[Begin SUPPLIED MATERIAL]
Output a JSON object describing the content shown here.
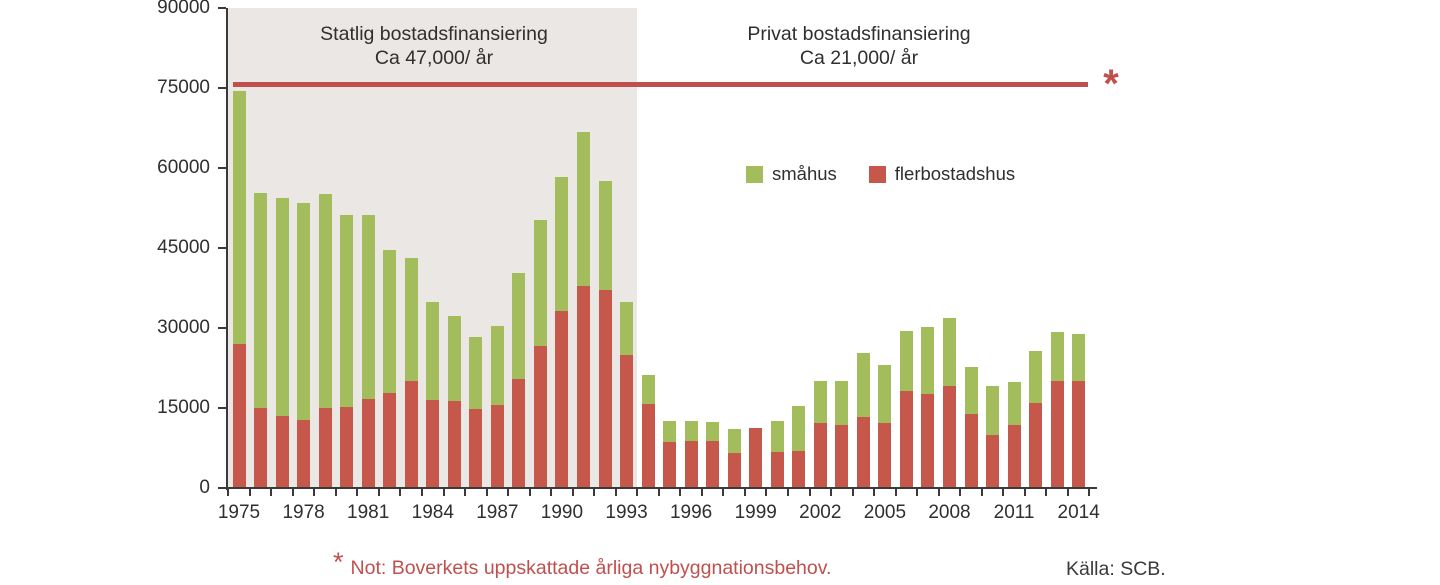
{
  "annotations": {
    "region_state": {
      "line1": "Statlig bostadsfinansiering",
      "line2": "Ca 47,000/ år",
      "covers_years": "1975–1993"
    },
    "region_private": {
      "line1": "Privat bostadsfinansiering",
      "line2": "Ca 21,000/ år",
      "covers_years": "1994–2014"
    },
    "reference_marker": "*",
    "footnote_marker": "*",
    "footnote_text": "Not: Boverkets uppskattade årliga nybyggnationsbehov.",
    "source": "Källa: SCB."
  },
  "legend": {
    "items": [
      {
        "label": "småhus",
        "color": "#A4BD5C"
      },
      {
        "label": "flerbostadshus",
        "color": "#C6574B"
      }
    ]
  },
  "colors": {
    "smahus": "#A4BD5C",
    "flerbostadshus": "#C6574B",
    "reference_line": "#C0504D",
    "shaded_background": "#EBE7E4",
    "axis": "#3a3a3a",
    "note": "#C0504D"
  },
  "chart_data": {
    "type": "bar",
    "stacked": true,
    "title": "",
    "xlabel": "",
    "ylabel": "",
    "grid": false,
    "legend_position": "inside-upper-middle",
    "x": [
      1975,
      1976,
      1977,
      1978,
      1979,
      1980,
      1981,
      1982,
      1983,
      1984,
      1985,
      1986,
      1987,
      1988,
      1989,
      1990,
      1991,
      1992,
      1993,
      1994,
      1995,
      1996,
      1997,
      1998,
      1999,
      2000,
      2001,
      2002,
      2003,
      2004,
      2005,
      2006,
      2007,
      2008,
      2009,
      2010,
      2011,
      2012,
      2013,
      2014
    ],
    "series": [
      {
        "name": "flerbostadshus",
        "color": "#C6574B",
        "values": [
          27000,
          15000,
          13500,
          12800,
          15000,
          15200,
          16700,
          17900,
          20000,
          16500,
          16400,
          14800,
          15600,
          20400,
          26600,
          33200,
          37800,
          37200,
          25000,
          15700,
          8700,
          8900,
          8800,
          6600,
          11200,
          6800,
          7000,
          12200,
          11800,
          13400,
          12200,
          18200,
          17600,
          19200,
          13900,
          10000,
          11800,
          16000,
          20100,
          20100
        ]
      },
      {
        "name": "småhus",
        "color": "#A4BD5C",
        "values": [
          47400,
          40400,
          40800,
          40600,
          40100,
          36000,
          34500,
          26700,
          23100,
          18300,
          15900,
          13600,
          14800,
          19900,
          23700,
          25100,
          29000,
          20300,
          9800,
          5500,
          3800,
          3700,
          3600,
          4400,
          0,
          5700,
          8300,
          7800,
          8200,
          11900,
          10800,
          11300,
          12600,
          12700,
          8700,
          9200,
          8000,
          9700,
          9100,
          8700
        ]
      }
    ],
    "ylim": [
      0,
      90000
    ],
    "yticks": [
      0,
      15000,
      30000,
      45000,
      60000,
      75000,
      90000
    ],
    "xtick_labels": [
      "1975",
      "1978",
      "1981",
      "1984",
      "1987",
      "1990",
      "1993",
      "1996",
      "1999",
      "2002",
      "2005",
      "2008",
      "2011",
      "2014"
    ],
    "reference_line": {
      "value": 75800,
      "color": "#C0504D",
      "marker": "*"
    },
    "shaded_region": {
      "from_year": 1975,
      "to_year": 1993,
      "color": "#EBE7E4"
    }
  }
}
[End SUPPLIED MATERIAL]
Transcribe the preceding listing in its entirety and with exact wording, leaving out pictures.

• [COMPLETE ANSWER]
Output a JSON object describing the content shown here.
{
  "annotations": {
    "region_state": {
      "line1": "Statlig bostadsfinansiering",
      "line2": "Ca 47,000/ år",
      "covers_years": "1975–1993"
    },
    "region_private": {
      "line1": "Privat bostadsfinansiering",
      "line2": "Ca 21,000/ år",
      "covers_years": "1994–2014"
    },
    "reference_marker": "*",
    "footnote_marker": "*",
    "footnote_text": "Not: Boverkets uppskattade årliga nybyggnationsbehov.",
    "source": "Källa: SCB."
  },
  "legend": {
    "items": [
      {
        "label": "småhus",
        "color": "#A4BD5C"
      },
      {
        "label": "flerbostadshus",
        "color": "#C6574B"
      }
    ]
  },
  "colors": {
    "smahus": "#A4BD5C",
    "flerbostadshus": "#C6574B",
    "reference_line": "#C0504D",
    "shaded_background": "#EBE7E4",
    "axis": "#3a3a3a",
    "note": "#C0504D"
  },
  "chart_data": {
    "type": "bar",
    "stacked": true,
    "title": "",
    "xlabel": "",
    "ylabel": "",
    "grid": false,
    "legend_position": "inside-upper-middle",
    "x": [
      1975,
      1976,
      1977,
      1978,
      1979,
      1980,
      1981,
      1982,
      1983,
      1984,
      1985,
      1986,
      1987,
      1988,
      1989,
      1990,
      1991,
      1992,
      1993,
      1994,
      1995,
      1996,
      1997,
      1998,
      1999,
      2000,
      2001,
      2002,
      2003,
      2004,
      2005,
      2006,
      2007,
      2008,
      2009,
      2010,
      2011,
      2012,
      2013,
      2014
    ],
    "series": [
      {
        "name": "flerbostadshus",
        "color": "#C6574B",
        "values": [
          27000,
          15000,
          13500,
          12800,
          15000,
          15200,
          16700,
          17900,
          20000,
          16500,
          16400,
          14800,
          15600,
          20400,
          26600,
          33200,
          37800,
          37200,
          25000,
          15700,
          8700,
          8900,
          8800,
          6600,
          11200,
          6800,
          7000,
          12200,
          11800,
          13400,
          12200,
          18200,
          17600,
          19200,
          13900,
          10000,
          11800,
          16000,
          20100,
          20100
        ]
      },
      {
        "name": "småhus",
        "color": "#A4BD5C",
        "values": [
          47400,
          40400,
          40800,
          40600,
          40100,
          36000,
          34500,
          26700,
          23100,
          18300,
          15900,
          13600,
          14800,
          19900,
          23700,
          25100,
          29000,
          20300,
          9800,
          5500,
          3800,
          3700,
          3600,
          4400,
          0,
          5700,
          8300,
          7800,
          8200,
          11900,
          10800,
          11300,
          12600,
          12700,
          8700,
          9200,
          8000,
          9700,
          9100,
          8700
        ]
      }
    ],
    "ylim": [
      0,
      90000
    ],
    "yticks": [
      0,
      15000,
      30000,
      45000,
      60000,
      75000,
      90000
    ],
    "xtick_labels": [
      "1975",
      "1978",
      "1981",
      "1984",
      "1987",
      "1990",
      "1993",
      "1996",
      "1999",
      "2002",
      "2005",
      "2008",
      "2011",
      "2014"
    ],
    "reference_line": {
      "value": 75800,
      "color": "#C0504D",
      "marker": "*"
    },
    "shaded_region": {
      "from_year": 1975,
      "to_year": 1993,
      "color": "#EBE7E4"
    }
  }
}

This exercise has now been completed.